Wherever the word "background" appears in the entries, copy the whole line.

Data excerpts
╭──
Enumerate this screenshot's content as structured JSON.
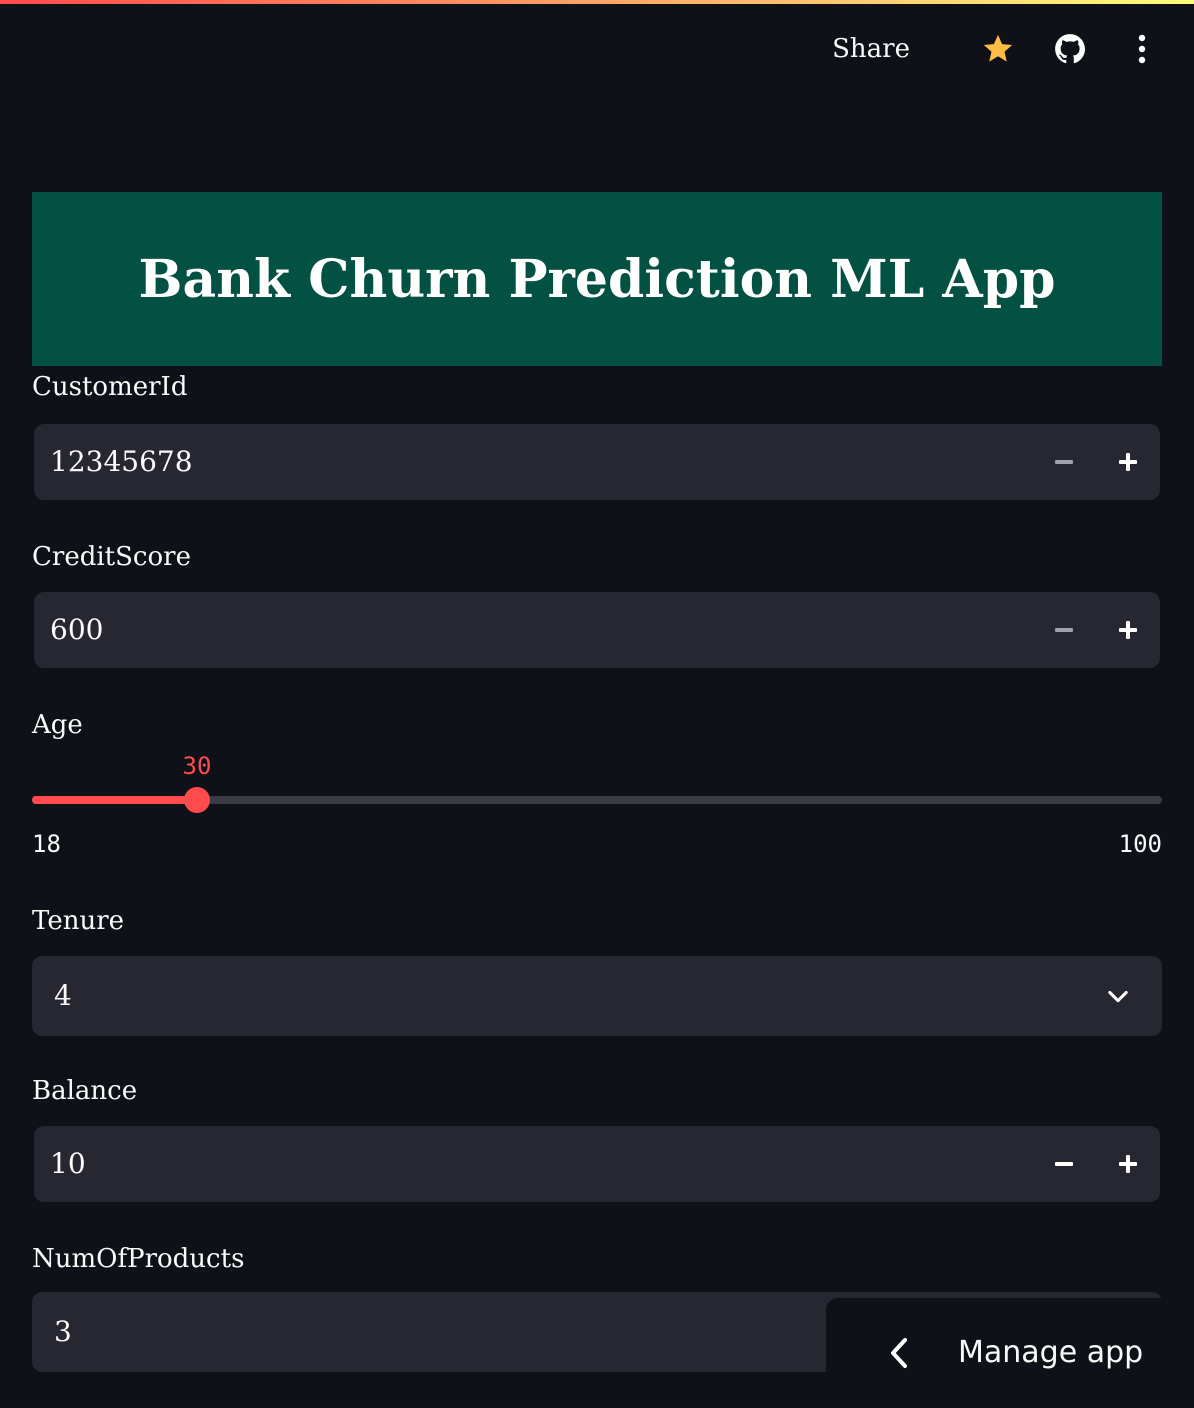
{
  "header": {
    "share_label": "Share",
    "icons": [
      "star-icon",
      "github-icon",
      "kebab-menu-icon"
    ],
    "accent_star": "#ffbd45"
  },
  "banner": {
    "title": "Bank Churn Prediction ML App",
    "background": "#025143"
  },
  "fields": {
    "customer_id": {
      "label": "CustomerId",
      "value": "12345678"
    },
    "credit_score": {
      "label": "CreditScore",
      "value": "600"
    },
    "age": {
      "label": "Age",
      "value": 30,
      "value_text": "30",
      "min": 18,
      "min_text": "18",
      "max": 100,
      "max_text": "100"
    },
    "tenure": {
      "label": "Tenure",
      "value": "4"
    },
    "balance": {
      "label": "Balance",
      "value": "10"
    },
    "num_of_products": {
      "label": "NumOfProducts",
      "value": "3"
    }
  },
  "manage_app": {
    "label": "Manage app"
  },
  "colors": {
    "primary": "#ff4b4b",
    "background": "#0e1117",
    "input_bg": "#262730"
  }
}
╰──
— Result of the task —
    "background": "#025143"
    "background": "#0e1117",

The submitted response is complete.